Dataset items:
══════
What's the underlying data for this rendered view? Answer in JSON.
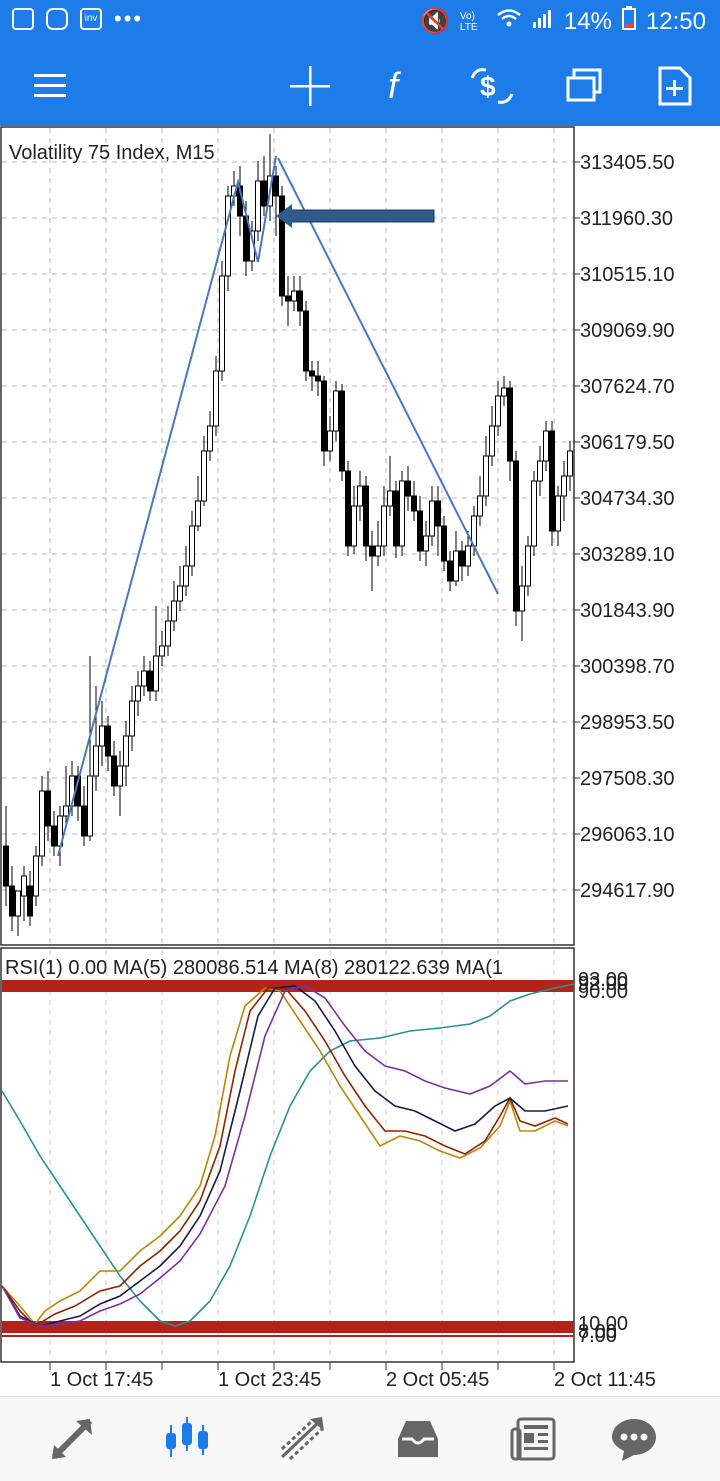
{
  "status_bar": {
    "battery": "14%",
    "time": "12:50",
    "network": "Vo) LTE",
    "icons": [
      "gallery-icon",
      "instagram-icon",
      "investing-icon",
      "more-dots-icon",
      "mute-icon",
      "wifi-icon",
      "signal-icon",
      "battery-icon"
    ]
  },
  "toolbar": {
    "icons": [
      "menu-icon",
      "crosshair-icon",
      "function-icon",
      "trade-icon",
      "windows-icon",
      "new-order-icon"
    ]
  },
  "chart": {
    "title": "Volatility 75 Index, M15",
    "price_labels": [
      "313405.50",
      "311960.30",
      "310515.10",
      "309069.90",
      "307624.70",
      "306179.50",
      "304734.30",
      "303289.10",
      "301843.90",
      "300398.70",
      "298953.50",
      "297508.30",
      "296063.10",
      "294617.90"
    ],
    "time_labels": [
      "1 Oct 17:45",
      "1 Oct 23:45",
      "2 Oct 05:45",
      "2 Oct 11:45"
    ],
    "colors": {
      "grid": "#b8b8b8",
      "candle": "#000000",
      "trendline": "#4a78c0",
      "arrow": "#2f5a8c"
    }
  },
  "indicator": {
    "header": "RSI(1) 0.00 MA(5) 280086.514 MA(8) 280122.639 MA(1",
    "level_labels_top": [
      "92.00",
      "93.00",
      "90.00"
    ],
    "level_labels_bottom": [
      "10.00",
      "8.00",
      "7.00"
    ],
    "colors": {
      "band": "#b22418",
      "ma_gold": "#b8860b",
      "ma_brown": "#8b2500",
      "ma_dark": "#1a1a4a",
      "ma_purple": "#7b2fa0",
      "ma_teal": "#2a9090"
    }
  },
  "bottom_nav": {
    "items": [
      "quotes-icon",
      "chart-icon",
      "trade-icon",
      "history-icon",
      "news-icon",
      "chat-icon"
    ],
    "active": "chart-icon"
  }
}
══════
▸ **What the task requires**
Return the material word for word. Pictures are not part of the copy.

▸ **Right answer**
What's the underlying data for this rendered view? Answer in JSON.
{
  "status_bar": {
    "battery": "14%",
    "time": "12:50",
    "network": "Vo) LTE",
    "icons": [
      "gallery-icon",
      "instagram-icon",
      "investing-icon",
      "more-dots-icon",
      "mute-icon",
      "wifi-icon",
      "signal-icon",
      "battery-icon"
    ]
  },
  "toolbar": {
    "icons": [
      "menu-icon",
      "crosshair-icon",
      "function-icon",
      "trade-icon",
      "windows-icon",
      "new-order-icon"
    ]
  },
  "chart": {
    "title": "Volatility 75 Index, M15",
    "price_labels": [
      "313405.50",
      "311960.30",
      "310515.10",
      "309069.90",
      "307624.70",
      "306179.50",
      "304734.30",
      "303289.10",
      "301843.90",
      "300398.70",
      "298953.50",
      "297508.30",
      "296063.10",
      "294617.90"
    ],
    "time_labels": [
      "1 Oct 17:45",
      "1 Oct 23:45",
      "2 Oct 05:45",
      "2 Oct 11:45"
    ],
    "colors": {
      "grid": "#b8b8b8",
      "candle": "#000000",
      "trendline": "#4a78c0",
      "arrow": "#2f5a8c"
    }
  },
  "indicator": {
    "header": "RSI(1) 0.00 MA(5) 280086.514 MA(8) 280122.639 MA(1",
    "level_labels_top": [
      "92.00",
      "93.00",
      "90.00"
    ],
    "level_labels_bottom": [
      "10.00",
      "8.00",
      "7.00"
    ],
    "colors": {
      "band": "#b22418",
      "ma_gold": "#b8860b",
      "ma_brown": "#8b2500",
      "ma_dark": "#1a1a4a",
      "ma_purple": "#7b2fa0",
      "ma_teal": "#2a9090"
    }
  },
  "bottom_nav": {
    "items": [
      "quotes-icon",
      "chart-icon",
      "trade-icon",
      "history-icon",
      "news-icon",
      "chat-icon"
    ],
    "active": "chart-icon"
  }
}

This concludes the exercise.